Stored data:
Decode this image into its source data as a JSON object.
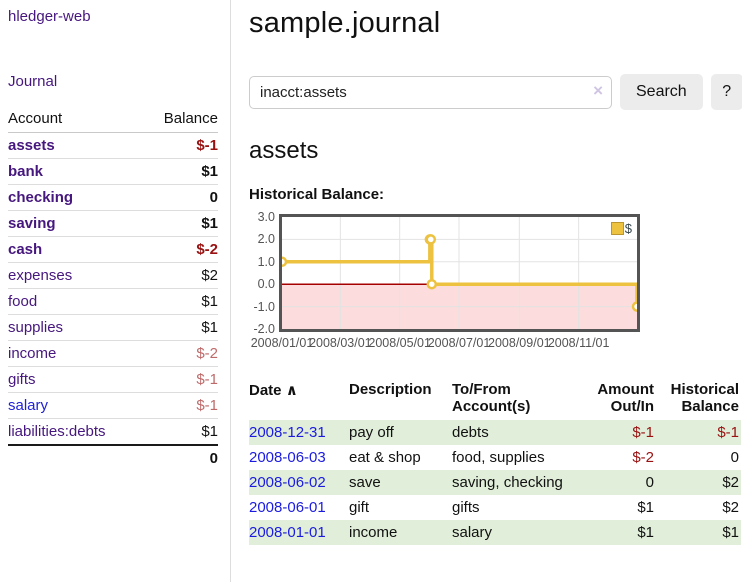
{
  "app": {
    "title": "hledger-web"
  },
  "sidebar": {
    "nav": {
      "journal": "Journal"
    },
    "accounts": {
      "headers": {
        "account": "Account",
        "balance": "Balance"
      },
      "rows": [
        {
          "name": "assets",
          "balance": "$-1"
        },
        {
          "name": "bank",
          "balance": "$1"
        },
        {
          "name": "checking",
          "balance": "0"
        },
        {
          "name": "saving",
          "balance": "$1"
        },
        {
          "name": "cash",
          "balance": "$-2"
        },
        {
          "name": "expenses",
          "balance": "$2"
        },
        {
          "name": "food",
          "balance": "$1"
        },
        {
          "name": "supplies",
          "balance": "$1"
        },
        {
          "name": "income",
          "balance": "$-2"
        },
        {
          "name": "gifts",
          "balance": "$-1"
        },
        {
          "name": "salary",
          "balance": "$-1"
        },
        {
          "name": "liabilities:debts",
          "balance": "$1"
        }
      ],
      "total": "0"
    }
  },
  "main": {
    "title": "sample.journal",
    "search": {
      "value": "inacct:assets",
      "clear_icon": "×",
      "button_label": "Search",
      "help_label": "?"
    },
    "account_heading": "assets",
    "chart_label": "Historical Balance:"
  },
  "chart_data": {
    "type": "line",
    "step": true,
    "title": "Historical Balance:",
    "x_range": [
      "2008-01-01",
      "2008-12-31"
    ],
    "y_ticks": [
      3.0,
      2.0,
      1.0,
      0.0,
      -1.0,
      -2.0
    ],
    "y_tick_labels": [
      "3.0",
      "2.0",
      "1.0",
      "0.0",
      "-1.0",
      "-2.0"
    ],
    "x_ticks": [
      {
        "date": "2008-01-01",
        "label": "2008/01/01"
      },
      {
        "date": "2008-03-01",
        "label": "2008/03/01"
      },
      {
        "date": "2008-05-01",
        "label": "2008/05/01"
      },
      {
        "date": "2008-07-01",
        "label": "2008/07/01"
      },
      {
        "date": "2008-09-01",
        "label": "2008/09/01"
      },
      {
        "date": "2008-11-01",
        "label": "2008/11/01"
      }
    ],
    "series": [
      {
        "name": "$",
        "color": "#EDC240",
        "points": [
          [
            "2008-01-01",
            1
          ],
          [
            "2008-06-01",
            2
          ],
          [
            "2008-06-02",
            2
          ],
          [
            "2008-06-03",
            0
          ],
          [
            "2008-12-31",
            -1
          ]
        ]
      }
    ],
    "legend": {
      "label": "$",
      "swatch_color": "#EDC240",
      "position": "top-right"
    },
    "grid": true,
    "grid_color": "#e3e3e3",
    "zero_line_color": "#a40000",
    "negative_fill": "#fcdcdc",
    "border_color": "#545454"
  },
  "table": {
    "sort_icon": "∧",
    "headers": {
      "date": "Date",
      "description": "Description",
      "accounts": "To/From\nAccount(s)",
      "amount": "Amount\nOut/In",
      "balance": "Historical\nBalance"
    },
    "rows": [
      {
        "date": "2008-12-31",
        "description": "pay off",
        "accounts": "debts",
        "amount": "$-1",
        "balance": "$-1"
      },
      {
        "date": "2008-06-03",
        "description": "eat & shop",
        "accounts": "food, supplies",
        "amount": "$-2",
        "balance": "0"
      },
      {
        "date": "2008-06-02",
        "description": "save",
        "accounts": "saving, checking",
        "amount": "0",
        "balance": "$2"
      },
      {
        "date": "2008-06-01",
        "description": "gift",
        "accounts": "gifts",
        "amount": "$1",
        "balance": "$2"
      },
      {
        "date": "2008-01-01",
        "description": "income",
        "accounts": "salary",
        "amount": "$1",
        "balance": "$1"
      }
    ]
  }
}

**What you need to do:** Without the pictures, restate all of the entries above verbatim.

**Exercise output:**
Decode this image into its source data as a JSON object.
{
  "app": {
    "title": "hledger-web"
  },
  "sidebar": {
    "nav": {
      "journal": "Journal"
    },
    "accounts": {
      "headers": {
        "account": "Account",
        "balance": "Balance"
      },
      "rows": [
        {
          "name": "assets",
          "balance": "$-1"
        },
        {
          "name": "bank",
          "balance": "$1"
        },
        {
          "name": "checking",
          "balance": "0"
        },
        {
          "name": "saving",
          "balance": "$1"
        },
        {
          "name": "cash",
          "balance": "$-2"
        },
        {
          "name": "expenses",
          "balance": "$2"
        },
        {
          "name": "food",
          "balance": "$1"
        },
        {
          "name": "supplies",
          "balance": "$1"
        },
        {
          "name": "income",
          "balance": "$-2"
        },
        {
          "name": "gifts",
          "balance": "$-1"
        },
        {
          "name": "salary",
          "balance": "$-1"
        },
        {
          "name": "liabilities:debts",
          "balance": "$1"
        }
      ],
      "total": "0"
    }
  },
  "main": {
    "title": "sample.journal",
    "search": {
      "value": "inacct:assets",
      "clear_icon": "×",
      "button_label": "Search",
      "help_label": "?"
    },
    "account_heading": "assets",
    "chart_label": "Historical Balance:"
  },
  "chart_data": {
    "type": "line",
    "step": true,
    "title": "Historical Balance:",
    "x_range": [
      "2008-01-01",
      "2008-12-31"
    ],
    "y_ticks": [
      3.0,
      2.0,
      1.0,
      0.0,
      -1.0,
      -2.0
    ],
    "y_tick_labels": [
      "3.0",
      "2.0",
      "1.0",
      "0.0",
      "-1.0",
      "-2.0"
    ],
    "x_ticks": [
      {
        "date": "2008-01-01",
        "label": "2008/01/01"
      },
      {
        "date": "2008-03-01",
        "label": "2008/03/01"
      },
      {
        "date": "2008-05-01",
        "label": "2008/05/01"
      },
      {
        "date": "2008-07-01",
        "label": "2008/07/01"
      },
      {
        "date": "2008-09-01",
        "label": "2008/09/01"
      },
      {
        "date": "2008-11-01",
        "label": "2008/11/01"
      }
    ],
    "series": [
      {
        "name": "$",
        "color": "#EDC240",
        "points": [
          [
            "2008-01-01",
            1
          ],
          [
            "2008-06-01",
            2
          ],
          [
            "2008-06-02",
            2
          ],
          [
            "2008-06-03",
            0
          ],
          [
            "2008-12-31",
            -1
          ]
        ]
      }
    ],
    "legend": {
      "label": "$",
      "swatch_color": "#EDC240",
      "position": "top-right"
    },
    "grid": true,
    "grid_color": "#e3e3e3",
    "zero_line_color": "#a40000",
    "negative_fill": "#fcdcdc",
    "border_color": "#545454"
  },
  "table": {
    "sort_icon": "∧",
    "headers": {
      "date": "Date",
      "description": "Description",
      "accounts": "To/From\nAccount(s)",
      "amount": "Amount\nOut/In",
      "balance": "Historical\nBalance"
    },
    "rows": [
      {
        "date": "2008-12-31",
        "description": "pay off",
        "accounts": "debts",
        "amount": "$-1",
        "balance": "$-1"
      },
      {
        "date": "2008-06-03",
        "description": "eat & shop",
        "accounts": "food, supplies",
        "amount": "$-2",
        "balance": "0"
      },
      {
        "date": "2008-06-02",
        "description": "save",
        "accounts": "saving, checking",
        "amount": "0",
        "balance": "$2"
      },
      {
        "date": "2008-06-01",
        "description": "gift",
        "accounts": "gifts",
        "amount": "$1",
        "balance": "$2"
      },
      {
        "date": "2008-01-01",
        "description": "income",
        "accounts": "salary",
        "amount": "$1",
        "balance": "$1"
      }
    ]
  }
}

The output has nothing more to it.